» **What the exercise asks**:
Below are some entries. Work out how many of their lines hold the word "school", and write that number alone.
* start *
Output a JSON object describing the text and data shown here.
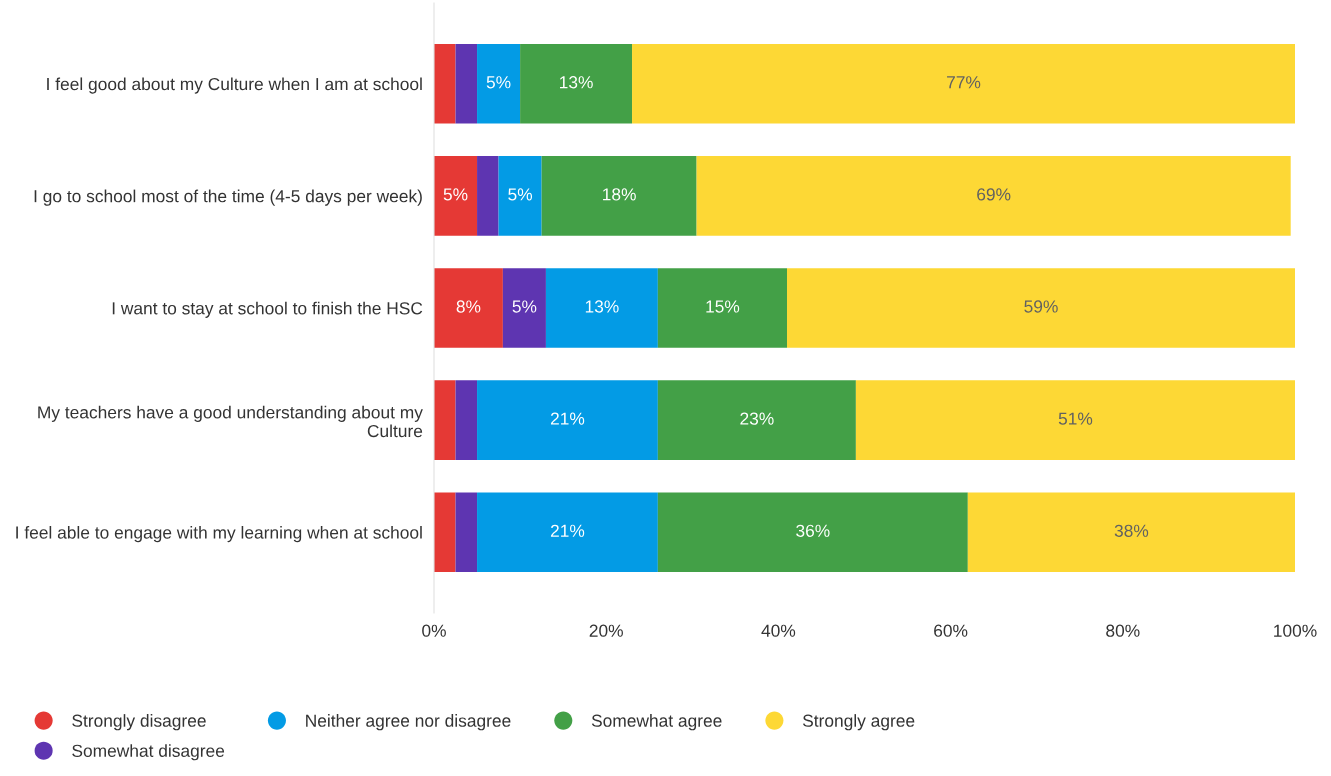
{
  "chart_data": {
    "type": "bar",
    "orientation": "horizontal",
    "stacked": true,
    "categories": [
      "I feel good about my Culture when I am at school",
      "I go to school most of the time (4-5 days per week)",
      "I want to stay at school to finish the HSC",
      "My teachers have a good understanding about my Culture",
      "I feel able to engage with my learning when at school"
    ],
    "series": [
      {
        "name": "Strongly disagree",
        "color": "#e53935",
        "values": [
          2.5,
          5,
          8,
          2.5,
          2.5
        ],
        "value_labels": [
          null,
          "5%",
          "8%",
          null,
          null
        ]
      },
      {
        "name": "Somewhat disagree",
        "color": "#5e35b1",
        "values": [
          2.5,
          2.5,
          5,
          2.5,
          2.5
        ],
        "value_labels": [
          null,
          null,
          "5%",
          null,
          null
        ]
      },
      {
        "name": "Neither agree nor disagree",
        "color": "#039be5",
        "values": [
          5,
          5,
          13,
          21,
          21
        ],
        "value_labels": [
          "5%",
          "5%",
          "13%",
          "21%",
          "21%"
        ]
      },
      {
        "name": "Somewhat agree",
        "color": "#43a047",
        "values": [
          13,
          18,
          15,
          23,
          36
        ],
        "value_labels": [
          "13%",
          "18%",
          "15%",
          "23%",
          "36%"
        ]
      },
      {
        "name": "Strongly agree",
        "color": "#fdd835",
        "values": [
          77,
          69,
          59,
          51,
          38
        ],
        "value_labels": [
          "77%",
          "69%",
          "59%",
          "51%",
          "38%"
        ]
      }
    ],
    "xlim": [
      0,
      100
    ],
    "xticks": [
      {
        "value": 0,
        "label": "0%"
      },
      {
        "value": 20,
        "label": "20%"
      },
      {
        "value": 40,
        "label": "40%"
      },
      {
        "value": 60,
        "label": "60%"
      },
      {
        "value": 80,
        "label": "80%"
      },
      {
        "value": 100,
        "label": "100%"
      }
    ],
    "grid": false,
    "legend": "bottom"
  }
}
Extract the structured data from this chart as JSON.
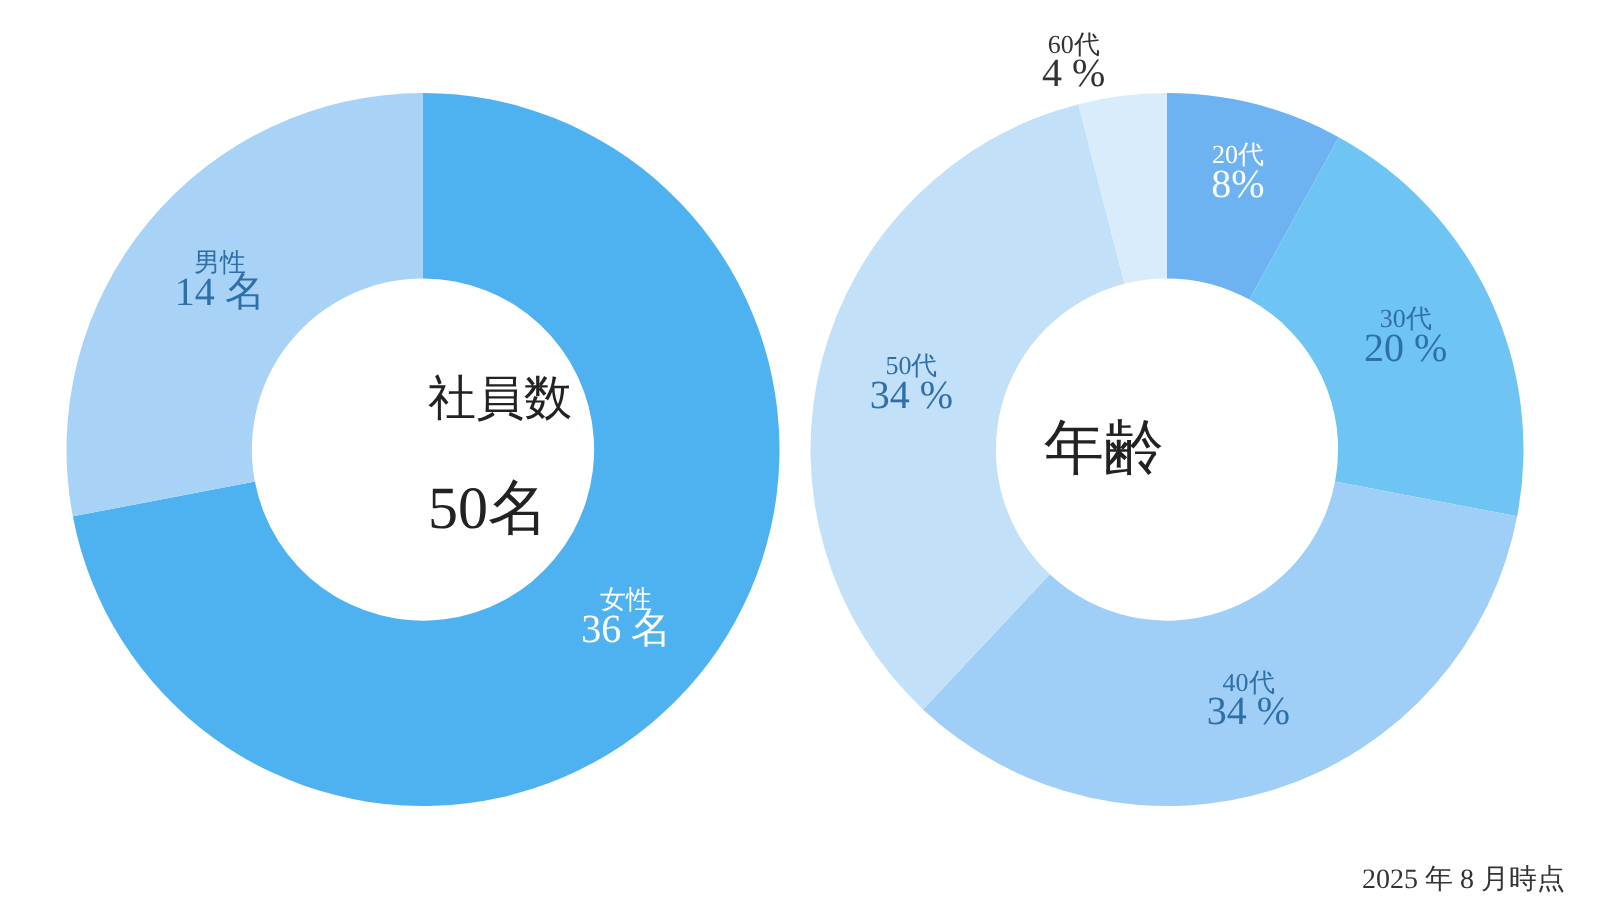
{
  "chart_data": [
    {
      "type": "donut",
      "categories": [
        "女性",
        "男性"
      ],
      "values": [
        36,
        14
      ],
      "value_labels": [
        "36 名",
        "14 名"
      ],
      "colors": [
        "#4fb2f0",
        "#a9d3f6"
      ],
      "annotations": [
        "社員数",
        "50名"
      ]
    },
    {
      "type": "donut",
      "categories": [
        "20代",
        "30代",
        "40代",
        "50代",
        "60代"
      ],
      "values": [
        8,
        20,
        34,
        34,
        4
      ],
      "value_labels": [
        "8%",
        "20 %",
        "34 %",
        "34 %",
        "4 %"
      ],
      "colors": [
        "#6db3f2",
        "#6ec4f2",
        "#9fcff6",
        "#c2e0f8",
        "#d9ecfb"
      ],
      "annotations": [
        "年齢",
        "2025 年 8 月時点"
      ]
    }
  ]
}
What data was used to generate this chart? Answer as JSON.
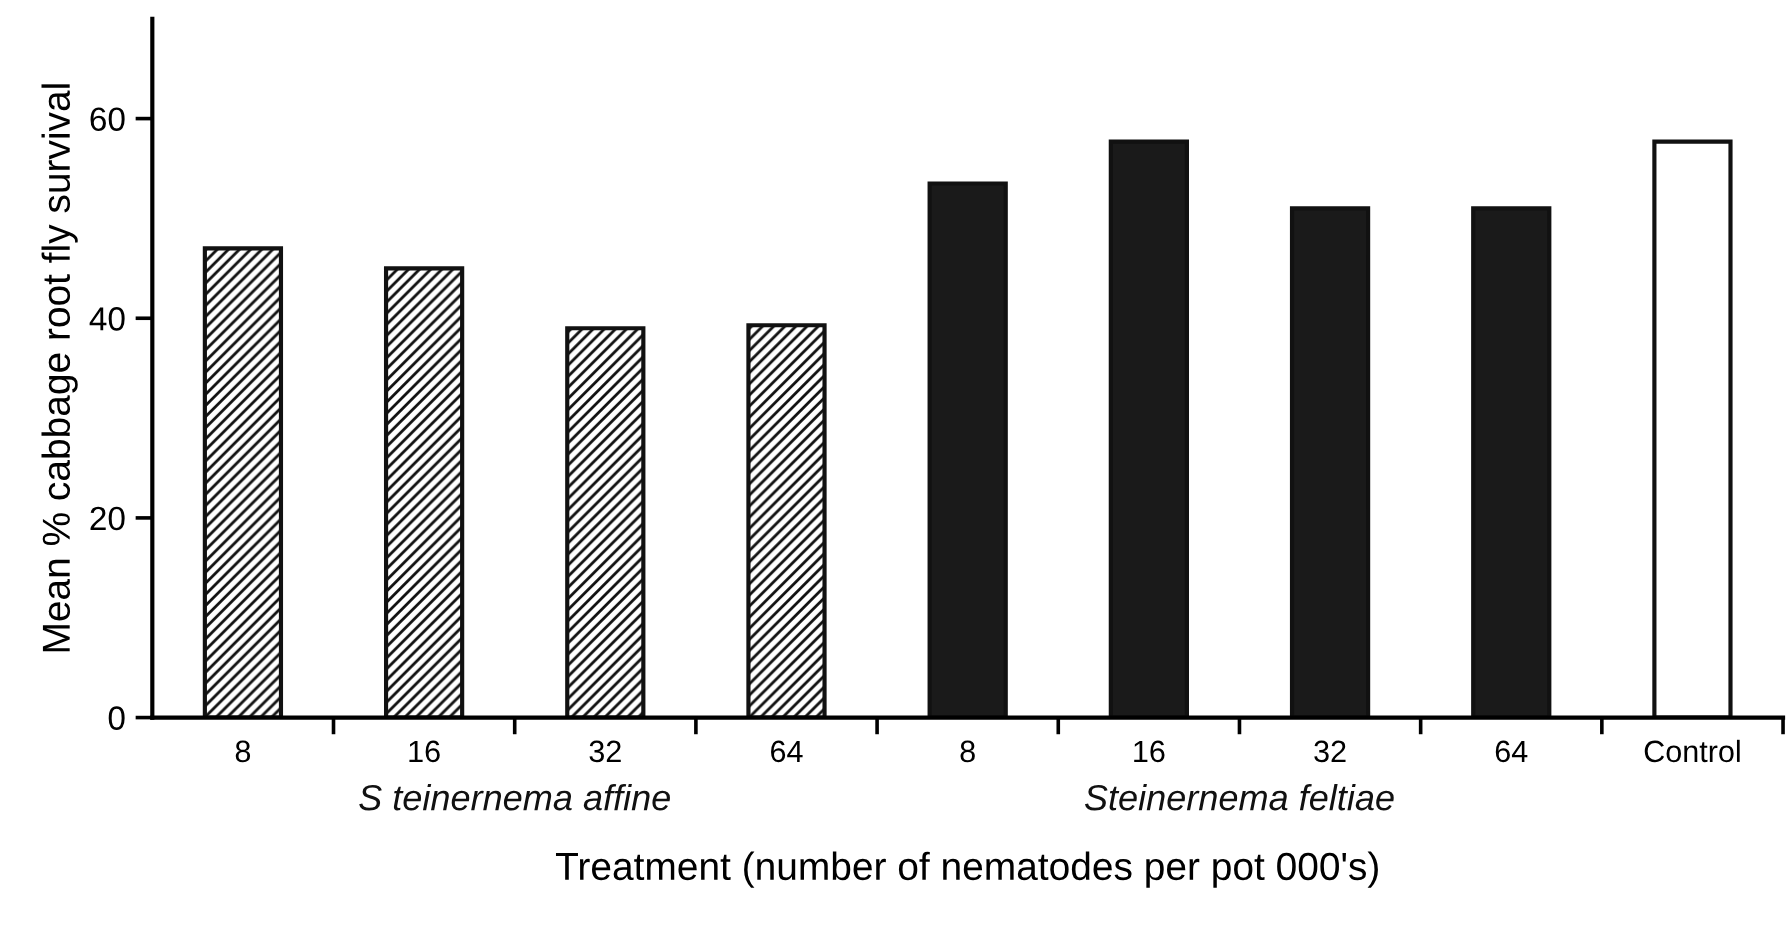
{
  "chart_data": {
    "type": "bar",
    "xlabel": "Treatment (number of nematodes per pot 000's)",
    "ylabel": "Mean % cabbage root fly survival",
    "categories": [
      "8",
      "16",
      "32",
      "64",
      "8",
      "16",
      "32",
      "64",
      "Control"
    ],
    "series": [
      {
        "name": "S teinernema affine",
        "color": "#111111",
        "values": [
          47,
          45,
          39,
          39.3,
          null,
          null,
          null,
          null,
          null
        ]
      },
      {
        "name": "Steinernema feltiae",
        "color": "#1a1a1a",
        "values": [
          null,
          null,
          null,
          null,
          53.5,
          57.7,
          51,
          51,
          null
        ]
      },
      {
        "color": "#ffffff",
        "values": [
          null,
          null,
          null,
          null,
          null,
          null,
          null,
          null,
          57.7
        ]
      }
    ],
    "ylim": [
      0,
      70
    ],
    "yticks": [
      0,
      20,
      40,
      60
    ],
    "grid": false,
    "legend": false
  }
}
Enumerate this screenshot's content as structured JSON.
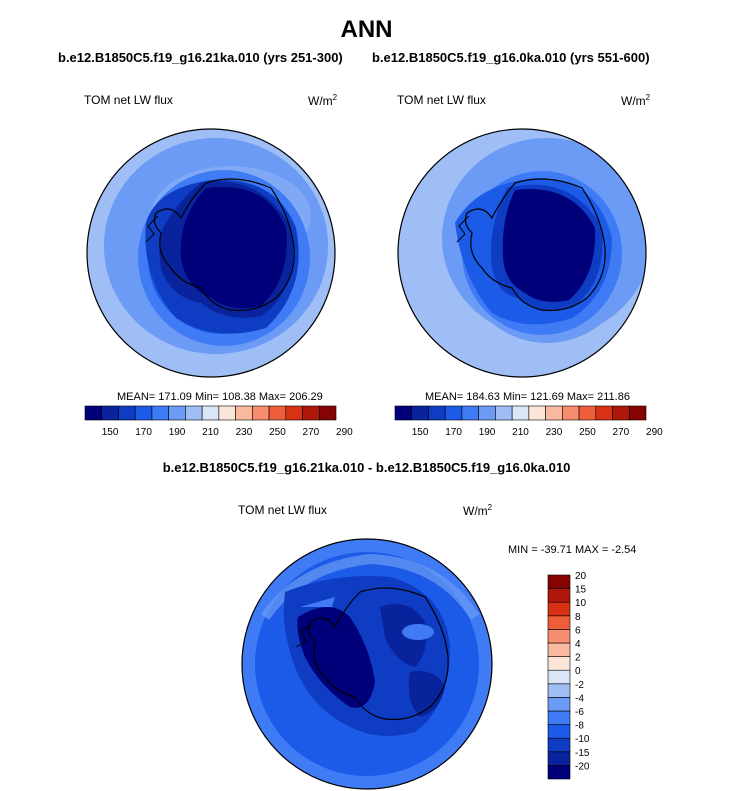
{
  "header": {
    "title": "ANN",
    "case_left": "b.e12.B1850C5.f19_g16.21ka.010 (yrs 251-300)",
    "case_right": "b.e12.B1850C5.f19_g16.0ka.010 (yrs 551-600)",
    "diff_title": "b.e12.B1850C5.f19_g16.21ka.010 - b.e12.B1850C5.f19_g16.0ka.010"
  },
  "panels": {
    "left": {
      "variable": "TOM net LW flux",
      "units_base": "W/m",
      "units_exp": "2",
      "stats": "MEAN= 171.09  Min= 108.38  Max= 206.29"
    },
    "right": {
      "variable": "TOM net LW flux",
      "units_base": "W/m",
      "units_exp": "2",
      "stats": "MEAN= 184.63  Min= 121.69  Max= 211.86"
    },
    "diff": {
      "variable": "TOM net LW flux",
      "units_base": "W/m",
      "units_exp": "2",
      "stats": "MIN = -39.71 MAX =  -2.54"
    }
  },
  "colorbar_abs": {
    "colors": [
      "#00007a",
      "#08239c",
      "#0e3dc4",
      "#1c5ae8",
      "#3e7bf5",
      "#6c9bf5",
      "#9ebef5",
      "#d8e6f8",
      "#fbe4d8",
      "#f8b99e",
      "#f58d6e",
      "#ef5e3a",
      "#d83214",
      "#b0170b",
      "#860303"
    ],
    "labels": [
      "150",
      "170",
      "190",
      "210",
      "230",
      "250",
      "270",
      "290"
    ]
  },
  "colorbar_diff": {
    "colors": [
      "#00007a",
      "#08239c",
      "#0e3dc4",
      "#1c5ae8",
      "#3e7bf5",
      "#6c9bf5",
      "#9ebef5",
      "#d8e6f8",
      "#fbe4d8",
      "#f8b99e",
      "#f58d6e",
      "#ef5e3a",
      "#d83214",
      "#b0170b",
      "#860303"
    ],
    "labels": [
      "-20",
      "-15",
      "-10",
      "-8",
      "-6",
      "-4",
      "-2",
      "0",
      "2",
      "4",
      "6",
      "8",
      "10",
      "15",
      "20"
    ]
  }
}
* end *
» **Answer to the task**:
4